## Begin Supplied records
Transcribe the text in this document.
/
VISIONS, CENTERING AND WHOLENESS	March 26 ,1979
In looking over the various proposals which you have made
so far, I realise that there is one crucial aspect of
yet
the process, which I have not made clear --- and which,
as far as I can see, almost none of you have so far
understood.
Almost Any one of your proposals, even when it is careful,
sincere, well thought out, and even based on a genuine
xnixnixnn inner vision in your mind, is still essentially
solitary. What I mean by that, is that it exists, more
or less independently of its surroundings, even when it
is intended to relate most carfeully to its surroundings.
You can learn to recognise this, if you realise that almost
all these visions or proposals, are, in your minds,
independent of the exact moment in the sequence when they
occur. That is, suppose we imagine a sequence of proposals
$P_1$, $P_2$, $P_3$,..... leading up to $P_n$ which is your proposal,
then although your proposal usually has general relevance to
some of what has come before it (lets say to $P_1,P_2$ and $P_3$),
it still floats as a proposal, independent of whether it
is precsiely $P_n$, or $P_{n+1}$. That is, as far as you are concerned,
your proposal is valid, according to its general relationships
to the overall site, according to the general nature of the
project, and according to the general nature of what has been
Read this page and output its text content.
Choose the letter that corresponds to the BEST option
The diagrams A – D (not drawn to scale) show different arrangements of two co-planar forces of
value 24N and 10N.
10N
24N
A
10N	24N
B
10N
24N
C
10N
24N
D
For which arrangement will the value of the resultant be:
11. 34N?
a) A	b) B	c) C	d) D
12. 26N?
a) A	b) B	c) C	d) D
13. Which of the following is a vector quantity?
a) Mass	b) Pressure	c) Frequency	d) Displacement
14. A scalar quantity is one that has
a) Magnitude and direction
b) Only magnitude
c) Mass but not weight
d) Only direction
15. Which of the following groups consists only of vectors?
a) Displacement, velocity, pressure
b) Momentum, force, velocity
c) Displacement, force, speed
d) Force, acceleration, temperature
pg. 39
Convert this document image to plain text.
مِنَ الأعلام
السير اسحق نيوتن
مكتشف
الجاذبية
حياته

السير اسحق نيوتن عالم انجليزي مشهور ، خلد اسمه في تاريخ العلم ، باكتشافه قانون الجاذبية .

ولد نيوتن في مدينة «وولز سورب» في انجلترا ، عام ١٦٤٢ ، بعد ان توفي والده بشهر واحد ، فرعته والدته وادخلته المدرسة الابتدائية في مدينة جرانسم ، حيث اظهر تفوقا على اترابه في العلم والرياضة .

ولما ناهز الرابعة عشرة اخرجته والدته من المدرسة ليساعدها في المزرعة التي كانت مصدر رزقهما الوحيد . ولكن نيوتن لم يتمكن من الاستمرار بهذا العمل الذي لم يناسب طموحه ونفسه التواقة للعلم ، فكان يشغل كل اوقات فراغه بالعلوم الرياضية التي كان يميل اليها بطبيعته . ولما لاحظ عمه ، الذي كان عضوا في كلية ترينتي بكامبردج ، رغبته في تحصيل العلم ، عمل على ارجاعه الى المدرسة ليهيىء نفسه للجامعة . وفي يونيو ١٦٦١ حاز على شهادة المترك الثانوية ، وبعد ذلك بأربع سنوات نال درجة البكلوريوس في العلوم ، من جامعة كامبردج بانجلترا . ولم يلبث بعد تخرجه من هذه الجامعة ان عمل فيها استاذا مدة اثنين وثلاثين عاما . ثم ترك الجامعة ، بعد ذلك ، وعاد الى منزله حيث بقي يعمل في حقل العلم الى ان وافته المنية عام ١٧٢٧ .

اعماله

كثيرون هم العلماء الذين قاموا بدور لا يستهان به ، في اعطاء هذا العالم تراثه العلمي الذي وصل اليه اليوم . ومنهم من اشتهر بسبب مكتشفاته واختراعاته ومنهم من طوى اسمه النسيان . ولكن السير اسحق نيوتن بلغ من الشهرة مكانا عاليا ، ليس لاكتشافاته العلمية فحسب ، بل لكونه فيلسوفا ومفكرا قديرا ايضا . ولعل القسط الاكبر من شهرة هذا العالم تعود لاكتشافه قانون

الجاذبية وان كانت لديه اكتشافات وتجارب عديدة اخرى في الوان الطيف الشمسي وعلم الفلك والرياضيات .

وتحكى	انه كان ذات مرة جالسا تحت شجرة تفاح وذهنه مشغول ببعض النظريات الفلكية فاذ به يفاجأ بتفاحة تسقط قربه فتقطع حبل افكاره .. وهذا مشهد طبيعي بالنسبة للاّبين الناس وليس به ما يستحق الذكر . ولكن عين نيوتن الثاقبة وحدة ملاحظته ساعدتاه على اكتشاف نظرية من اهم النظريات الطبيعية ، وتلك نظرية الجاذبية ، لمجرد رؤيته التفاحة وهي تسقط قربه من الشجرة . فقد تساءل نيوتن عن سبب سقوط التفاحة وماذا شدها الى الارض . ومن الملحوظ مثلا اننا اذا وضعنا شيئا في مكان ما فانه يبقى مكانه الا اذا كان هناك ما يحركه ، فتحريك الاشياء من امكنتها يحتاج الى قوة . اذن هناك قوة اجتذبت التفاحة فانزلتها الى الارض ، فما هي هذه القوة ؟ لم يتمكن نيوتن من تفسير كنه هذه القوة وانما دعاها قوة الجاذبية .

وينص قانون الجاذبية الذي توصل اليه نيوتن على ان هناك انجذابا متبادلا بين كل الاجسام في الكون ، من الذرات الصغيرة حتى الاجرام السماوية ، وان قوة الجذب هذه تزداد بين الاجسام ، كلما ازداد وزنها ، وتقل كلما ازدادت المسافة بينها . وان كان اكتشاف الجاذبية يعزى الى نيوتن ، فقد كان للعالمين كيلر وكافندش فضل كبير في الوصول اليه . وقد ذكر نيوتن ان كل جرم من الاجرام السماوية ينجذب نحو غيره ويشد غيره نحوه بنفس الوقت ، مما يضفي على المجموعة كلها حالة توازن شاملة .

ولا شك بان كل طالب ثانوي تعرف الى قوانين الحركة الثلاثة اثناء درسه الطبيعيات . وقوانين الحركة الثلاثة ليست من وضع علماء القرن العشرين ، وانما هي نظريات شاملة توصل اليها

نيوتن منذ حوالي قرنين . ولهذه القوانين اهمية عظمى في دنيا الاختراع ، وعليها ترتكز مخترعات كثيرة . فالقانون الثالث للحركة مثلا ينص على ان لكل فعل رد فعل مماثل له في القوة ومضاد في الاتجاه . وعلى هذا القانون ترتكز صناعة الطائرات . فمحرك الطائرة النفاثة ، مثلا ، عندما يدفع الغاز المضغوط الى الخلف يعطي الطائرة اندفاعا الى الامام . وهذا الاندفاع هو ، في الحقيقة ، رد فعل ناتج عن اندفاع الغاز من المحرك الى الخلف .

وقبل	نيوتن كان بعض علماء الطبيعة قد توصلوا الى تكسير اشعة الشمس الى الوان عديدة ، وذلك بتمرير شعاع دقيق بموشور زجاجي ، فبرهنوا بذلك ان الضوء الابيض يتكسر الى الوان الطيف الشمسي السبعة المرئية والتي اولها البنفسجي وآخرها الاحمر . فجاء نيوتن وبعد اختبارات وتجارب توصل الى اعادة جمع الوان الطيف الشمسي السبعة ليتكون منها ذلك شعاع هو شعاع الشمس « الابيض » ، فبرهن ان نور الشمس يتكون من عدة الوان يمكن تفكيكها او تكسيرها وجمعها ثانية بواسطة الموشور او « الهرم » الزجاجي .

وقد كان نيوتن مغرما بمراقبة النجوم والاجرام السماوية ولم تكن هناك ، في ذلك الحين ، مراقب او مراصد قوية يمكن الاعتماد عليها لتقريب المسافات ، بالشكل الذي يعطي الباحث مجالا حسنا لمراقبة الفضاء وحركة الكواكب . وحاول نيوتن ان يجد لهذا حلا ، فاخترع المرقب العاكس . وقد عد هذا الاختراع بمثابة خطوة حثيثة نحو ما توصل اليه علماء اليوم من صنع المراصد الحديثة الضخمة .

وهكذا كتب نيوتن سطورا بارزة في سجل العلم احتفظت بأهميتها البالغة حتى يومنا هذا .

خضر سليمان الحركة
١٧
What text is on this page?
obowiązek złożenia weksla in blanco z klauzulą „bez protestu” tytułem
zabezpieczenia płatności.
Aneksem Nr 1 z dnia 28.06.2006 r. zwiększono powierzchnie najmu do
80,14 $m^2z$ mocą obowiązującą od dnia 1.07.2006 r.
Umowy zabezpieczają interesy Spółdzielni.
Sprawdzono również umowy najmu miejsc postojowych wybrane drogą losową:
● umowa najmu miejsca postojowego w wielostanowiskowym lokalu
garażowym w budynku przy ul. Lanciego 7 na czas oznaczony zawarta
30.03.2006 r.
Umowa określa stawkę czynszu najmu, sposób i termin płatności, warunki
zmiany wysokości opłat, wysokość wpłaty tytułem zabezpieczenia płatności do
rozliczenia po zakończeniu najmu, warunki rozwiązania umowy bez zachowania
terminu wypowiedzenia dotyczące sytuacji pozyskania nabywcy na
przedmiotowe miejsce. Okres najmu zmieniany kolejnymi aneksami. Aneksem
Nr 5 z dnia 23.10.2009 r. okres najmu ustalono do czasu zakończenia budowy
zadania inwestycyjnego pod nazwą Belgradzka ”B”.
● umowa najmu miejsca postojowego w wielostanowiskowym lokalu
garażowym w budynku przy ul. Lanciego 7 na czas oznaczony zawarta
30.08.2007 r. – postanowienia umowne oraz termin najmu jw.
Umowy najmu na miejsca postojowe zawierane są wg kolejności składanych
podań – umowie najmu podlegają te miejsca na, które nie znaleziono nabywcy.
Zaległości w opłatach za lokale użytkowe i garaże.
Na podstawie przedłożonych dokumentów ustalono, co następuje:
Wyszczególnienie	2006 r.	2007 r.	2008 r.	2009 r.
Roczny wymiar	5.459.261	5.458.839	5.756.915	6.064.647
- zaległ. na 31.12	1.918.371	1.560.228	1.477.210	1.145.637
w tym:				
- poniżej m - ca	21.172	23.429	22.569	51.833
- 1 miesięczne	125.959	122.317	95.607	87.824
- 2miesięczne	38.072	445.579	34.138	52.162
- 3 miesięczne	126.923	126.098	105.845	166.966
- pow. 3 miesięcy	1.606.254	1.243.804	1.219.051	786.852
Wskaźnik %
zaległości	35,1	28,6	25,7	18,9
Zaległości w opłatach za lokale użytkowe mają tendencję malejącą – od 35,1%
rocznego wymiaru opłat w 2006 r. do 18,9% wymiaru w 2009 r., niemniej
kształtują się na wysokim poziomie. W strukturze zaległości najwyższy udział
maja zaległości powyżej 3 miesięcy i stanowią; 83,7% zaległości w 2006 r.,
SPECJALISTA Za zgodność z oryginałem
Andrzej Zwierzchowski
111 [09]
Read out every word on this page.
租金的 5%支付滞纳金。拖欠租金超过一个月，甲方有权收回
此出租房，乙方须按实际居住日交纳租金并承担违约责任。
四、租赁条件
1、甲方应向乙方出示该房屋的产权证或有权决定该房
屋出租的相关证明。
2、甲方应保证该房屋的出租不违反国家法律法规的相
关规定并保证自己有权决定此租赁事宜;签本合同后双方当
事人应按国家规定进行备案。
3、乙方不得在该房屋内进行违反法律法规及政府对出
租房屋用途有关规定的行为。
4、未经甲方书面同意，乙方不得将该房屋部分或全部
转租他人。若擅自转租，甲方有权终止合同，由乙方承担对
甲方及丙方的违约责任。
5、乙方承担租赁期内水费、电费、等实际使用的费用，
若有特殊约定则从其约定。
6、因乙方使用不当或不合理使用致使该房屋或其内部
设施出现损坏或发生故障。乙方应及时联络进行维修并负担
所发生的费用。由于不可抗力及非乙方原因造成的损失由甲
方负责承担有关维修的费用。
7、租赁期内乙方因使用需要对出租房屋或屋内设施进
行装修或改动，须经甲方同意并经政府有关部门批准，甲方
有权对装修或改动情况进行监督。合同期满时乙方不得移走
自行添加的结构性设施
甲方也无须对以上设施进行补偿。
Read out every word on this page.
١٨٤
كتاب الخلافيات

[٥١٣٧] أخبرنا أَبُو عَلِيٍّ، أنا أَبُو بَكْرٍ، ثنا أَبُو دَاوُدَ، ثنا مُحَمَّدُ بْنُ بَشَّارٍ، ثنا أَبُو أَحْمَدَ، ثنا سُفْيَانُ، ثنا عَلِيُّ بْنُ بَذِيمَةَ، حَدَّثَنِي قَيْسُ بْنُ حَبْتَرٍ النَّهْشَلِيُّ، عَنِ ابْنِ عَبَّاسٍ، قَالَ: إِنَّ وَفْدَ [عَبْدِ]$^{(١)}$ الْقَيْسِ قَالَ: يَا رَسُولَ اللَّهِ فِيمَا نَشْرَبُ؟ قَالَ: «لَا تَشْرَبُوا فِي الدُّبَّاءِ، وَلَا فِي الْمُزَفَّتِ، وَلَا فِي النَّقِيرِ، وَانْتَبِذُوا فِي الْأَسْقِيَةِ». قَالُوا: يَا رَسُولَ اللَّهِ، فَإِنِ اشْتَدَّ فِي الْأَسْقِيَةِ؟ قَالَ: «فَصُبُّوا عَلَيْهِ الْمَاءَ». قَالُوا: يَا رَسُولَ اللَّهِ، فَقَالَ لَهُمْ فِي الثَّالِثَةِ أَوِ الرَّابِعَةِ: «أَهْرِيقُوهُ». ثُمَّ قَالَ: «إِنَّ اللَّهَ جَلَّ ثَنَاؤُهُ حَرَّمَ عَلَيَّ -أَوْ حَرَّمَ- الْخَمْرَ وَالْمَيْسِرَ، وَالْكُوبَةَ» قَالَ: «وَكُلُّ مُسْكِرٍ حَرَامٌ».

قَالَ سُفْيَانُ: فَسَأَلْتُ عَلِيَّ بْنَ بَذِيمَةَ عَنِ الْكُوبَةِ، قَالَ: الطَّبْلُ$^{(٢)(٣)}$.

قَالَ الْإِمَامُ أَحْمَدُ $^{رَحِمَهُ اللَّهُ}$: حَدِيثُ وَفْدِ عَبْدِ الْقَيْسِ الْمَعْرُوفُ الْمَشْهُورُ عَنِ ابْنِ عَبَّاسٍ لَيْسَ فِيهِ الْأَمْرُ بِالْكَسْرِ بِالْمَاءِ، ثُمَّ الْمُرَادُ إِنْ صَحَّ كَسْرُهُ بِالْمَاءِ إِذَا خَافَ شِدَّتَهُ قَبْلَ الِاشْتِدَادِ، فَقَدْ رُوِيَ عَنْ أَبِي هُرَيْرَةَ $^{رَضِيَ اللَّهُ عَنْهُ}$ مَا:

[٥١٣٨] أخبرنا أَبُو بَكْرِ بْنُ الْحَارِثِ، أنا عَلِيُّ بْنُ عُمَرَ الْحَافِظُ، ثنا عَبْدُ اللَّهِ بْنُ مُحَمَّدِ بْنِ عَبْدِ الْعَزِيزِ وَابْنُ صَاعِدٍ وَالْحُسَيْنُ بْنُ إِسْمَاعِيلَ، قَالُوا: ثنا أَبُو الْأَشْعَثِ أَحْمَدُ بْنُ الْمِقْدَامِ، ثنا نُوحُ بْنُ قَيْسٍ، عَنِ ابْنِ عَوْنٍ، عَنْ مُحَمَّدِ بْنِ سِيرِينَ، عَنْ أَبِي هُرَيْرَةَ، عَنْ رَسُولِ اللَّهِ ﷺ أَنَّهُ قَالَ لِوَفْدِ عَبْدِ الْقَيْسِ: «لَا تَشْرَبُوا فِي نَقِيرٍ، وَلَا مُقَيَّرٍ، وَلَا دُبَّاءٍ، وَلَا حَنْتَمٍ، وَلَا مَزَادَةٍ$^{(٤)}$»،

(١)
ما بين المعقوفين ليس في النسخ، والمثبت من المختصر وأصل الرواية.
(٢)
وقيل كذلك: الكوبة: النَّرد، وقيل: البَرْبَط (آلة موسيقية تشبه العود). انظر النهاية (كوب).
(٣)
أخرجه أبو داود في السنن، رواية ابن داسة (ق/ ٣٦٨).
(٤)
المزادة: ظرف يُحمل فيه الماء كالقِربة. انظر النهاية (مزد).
## End Supplied records
• **Given task**: Identify the lines of the entries containing the string "warunki". Copy each such line.

• **Task response**:
Umowa określa stawkę czynszu najmu, sposób i termin płatności, warunki
rozliczenia po zakończeniu najmu, warunki rozwiązania umowy bez zachowania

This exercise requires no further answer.